(INSTRUCTION):
Below is a block of records; repeat each one exactly.

(WORKING DATA):
= = = =

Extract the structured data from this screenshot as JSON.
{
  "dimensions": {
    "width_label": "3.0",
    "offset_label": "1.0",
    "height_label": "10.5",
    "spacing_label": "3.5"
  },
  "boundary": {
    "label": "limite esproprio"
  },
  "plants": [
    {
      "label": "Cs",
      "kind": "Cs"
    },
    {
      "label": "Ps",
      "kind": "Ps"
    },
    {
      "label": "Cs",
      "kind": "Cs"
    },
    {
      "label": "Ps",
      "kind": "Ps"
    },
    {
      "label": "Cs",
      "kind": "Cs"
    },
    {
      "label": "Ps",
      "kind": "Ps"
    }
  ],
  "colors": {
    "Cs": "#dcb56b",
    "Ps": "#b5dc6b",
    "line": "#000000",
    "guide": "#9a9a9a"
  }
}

= = = =

(SOLUTION TO THIS EXERCISE):
Extract the structured data from this screenshot as JSON.
{
  "dimensions": {
    "width_label": "3.0",
    "offset_label": "1.0",
    "height_label": "10.5",
    "spacing_label": "3.5"
  },
  "boundary": {
    "label": "limite esproprio"
  },
  "plants": [
    {
      "label": "Cs",
      "kind": "Cs"
    },
    {
      "label": "Ps",
      "kind": "Ps"
    },
    {
      "label": "Cs",
      "kind": "Cs"
    },
    {
      "label": "Ps",
      "kind": "Ps"
    },
    {
      "label": "Cs",
      "kind": "Cs"
    },
    {
      "label": "Ps",
      "kind": "Ps"
    }
  ],
  "colors": {
    "Cs": "#dcb56b",
    "Ps": "#b5dc6b",
    "line": "#000000",
    "guide": "#9a9a9a"
  }
}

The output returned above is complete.